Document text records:
╭──
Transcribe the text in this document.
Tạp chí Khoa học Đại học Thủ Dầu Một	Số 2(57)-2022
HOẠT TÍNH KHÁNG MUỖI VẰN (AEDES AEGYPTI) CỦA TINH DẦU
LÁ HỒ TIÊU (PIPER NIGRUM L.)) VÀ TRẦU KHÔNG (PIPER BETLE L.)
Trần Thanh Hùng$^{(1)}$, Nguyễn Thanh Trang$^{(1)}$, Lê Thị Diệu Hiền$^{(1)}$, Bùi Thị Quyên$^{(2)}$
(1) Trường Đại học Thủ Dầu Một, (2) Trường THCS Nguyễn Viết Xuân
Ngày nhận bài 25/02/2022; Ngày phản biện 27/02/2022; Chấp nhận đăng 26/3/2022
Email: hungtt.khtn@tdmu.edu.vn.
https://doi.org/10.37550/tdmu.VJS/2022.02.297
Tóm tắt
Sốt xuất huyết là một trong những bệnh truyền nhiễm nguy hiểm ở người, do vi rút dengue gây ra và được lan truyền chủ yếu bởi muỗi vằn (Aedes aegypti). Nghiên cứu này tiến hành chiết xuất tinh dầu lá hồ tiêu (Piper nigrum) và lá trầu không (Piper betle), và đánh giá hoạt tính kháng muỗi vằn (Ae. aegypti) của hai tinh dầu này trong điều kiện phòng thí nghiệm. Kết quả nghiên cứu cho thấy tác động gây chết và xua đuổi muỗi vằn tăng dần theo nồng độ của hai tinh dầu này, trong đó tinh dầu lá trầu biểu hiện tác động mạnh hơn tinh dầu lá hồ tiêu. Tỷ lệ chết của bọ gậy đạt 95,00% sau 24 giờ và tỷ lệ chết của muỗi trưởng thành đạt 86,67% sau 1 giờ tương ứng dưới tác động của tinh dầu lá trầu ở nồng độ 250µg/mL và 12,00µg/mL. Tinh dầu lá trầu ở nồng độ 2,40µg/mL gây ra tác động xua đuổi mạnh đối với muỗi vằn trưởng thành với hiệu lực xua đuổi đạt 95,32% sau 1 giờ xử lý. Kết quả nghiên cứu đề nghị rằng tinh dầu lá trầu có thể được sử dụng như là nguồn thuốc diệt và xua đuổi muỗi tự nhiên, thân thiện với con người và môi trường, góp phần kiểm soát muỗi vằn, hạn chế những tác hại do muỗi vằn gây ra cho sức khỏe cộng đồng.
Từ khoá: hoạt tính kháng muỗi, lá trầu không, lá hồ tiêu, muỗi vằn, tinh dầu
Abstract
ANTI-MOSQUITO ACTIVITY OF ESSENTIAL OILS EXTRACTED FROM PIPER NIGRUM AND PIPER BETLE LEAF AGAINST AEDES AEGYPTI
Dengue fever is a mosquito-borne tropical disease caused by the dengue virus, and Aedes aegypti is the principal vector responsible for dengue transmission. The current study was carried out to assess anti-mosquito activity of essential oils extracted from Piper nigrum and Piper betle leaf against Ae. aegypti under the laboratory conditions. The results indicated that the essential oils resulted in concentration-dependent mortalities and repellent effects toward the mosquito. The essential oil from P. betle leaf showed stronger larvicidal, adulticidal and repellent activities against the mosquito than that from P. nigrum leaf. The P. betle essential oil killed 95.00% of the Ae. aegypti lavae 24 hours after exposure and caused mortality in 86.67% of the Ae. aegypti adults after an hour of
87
╰──
### What to produce:
Retype every record above exactly.

### Answer space:
Transcribe the text in this document.
Tạp chí Khoa học Đại học Thủ Dầu Một	Số 2(57)-2022
HOẠT TÍNH KHÁNG MUỖI VẰN (AEDES AEGYPTI) CỦA TINH DẦU
LÁ HỒ TIÊU (PIPER NIGRUM L.)) VÀ TRẦU KHÔNG (PIPER BETLE L.)
Trần Thanh Hùng$^{(1)}$, Nguyễn Thanh Trang$^{(1)}$, Lê Thị Diệu Hiền$^{(1)}$, Bùi Thị Quyên$^{(2)}$
(1) Trường Đại học Thủ Dầu Một, (2) Trường THCS Nguyễn Viết Xuân
Ngày nhận bài 25/02/2022; Ngày phản biện 27/02/2022; Chấp nhận đăng 26/3/2022
Email: hungtt.khtn@tdmu.edu.vn.
https://doi.org/10.37550/tdmu.VJS/2022.02.297
Tóm tắt
Sốt xuất huyết là một trong những bệnh truyền nhiễm nguy hiểm ở người, do vi rút dengue gây ra và được lan truyền chủ yếu bởi muỗi vằn (Aedes aegypti). Nghiên cứu này tiến hành chiết xuất tinh dầu lá hồ tiêu (Piper nigrum) và lá trầu không (Piper betle), và đánh giá hoạt tính kháng muỗi vằn (Ae. aegypti) của hai tinh dầu này trong điều kiện phòng thí nghiệm. Kết quả nghiên cứu cho thấy tác động gây chết và xua đuổi muỗi vằn tăng dần theo nồng độ của hai tinh dầu này, trong đó tinh dầu lá trầu biểu hiện tác động mạnh hơn tinh dầu lá hồ tiêu. Tỷ lệ chết của bọ gậy đạt 95,00% sau 24 giờ và tỷ lệ chết của muỗi trưởng thành đạt 86,67% sau 1 giờ tương ứng dưới tác động của tinh dầu lá trầu ở nồng độ 250µg/mL và 12,00µg/mL. Tinh dầu lá trầu ở nồng độ 2,40µg/mL gây ra tác động xua đuổi mạnh đối với muỗi vằn trưởng thành với hiệu lực xua đuổi đạt 95,32% sau 1 giờ xử lý. Kết quả nghiên cứu đề nghị rằng tinh dầu lá trầu có thể được sử dụng như là nguồn thuốc diệt và xua đuổi muỗi tự nhiên, thân thiện với con người và môi trường, góp phần kiểm soát muỗi vằn, hạn chế những tác hại do muỗi vằn gây ra cho sức khỏe cộng đồng.
Từ khoá: hoạt tính kháng muỗi, lá trầu không, lá hồ tiêu, muỗi vằn, tinh dầu
Abstract
ANTI-MOSQUITO ACTIVITY OF ESSENTIAL OILS EXTRACTED FROM PIPER NIGRUM AND PIPER BETLE LEAF AGAINST AEDES AEGYPTI
Dengue fever is a mosquito-borne tropical disease caused by the dengue virus, and Aedes aegypti is the principal vector responsible for dengue transmission. The current study was carried out to assess anti-mosquito activity of essential oils extracted from Piper nigrum and Piper betle leaf against Ae. aegypti under the laboratory conditions. The results indicated that the essential oils resulted in concentration-dependent mortalities and repellent effects toward the mosquito. The essential oil from P. betle leaf showed stronger larvicidal, adulticidal and repellent activities against the mosquito than that from P. nigrum leaf. The P. betle essential oil killed 95.00% of the Ae. aegypti lavae 24 hours after exposure and caused mortality in 86.67% of the Ae. aegypti adults after an hour of
87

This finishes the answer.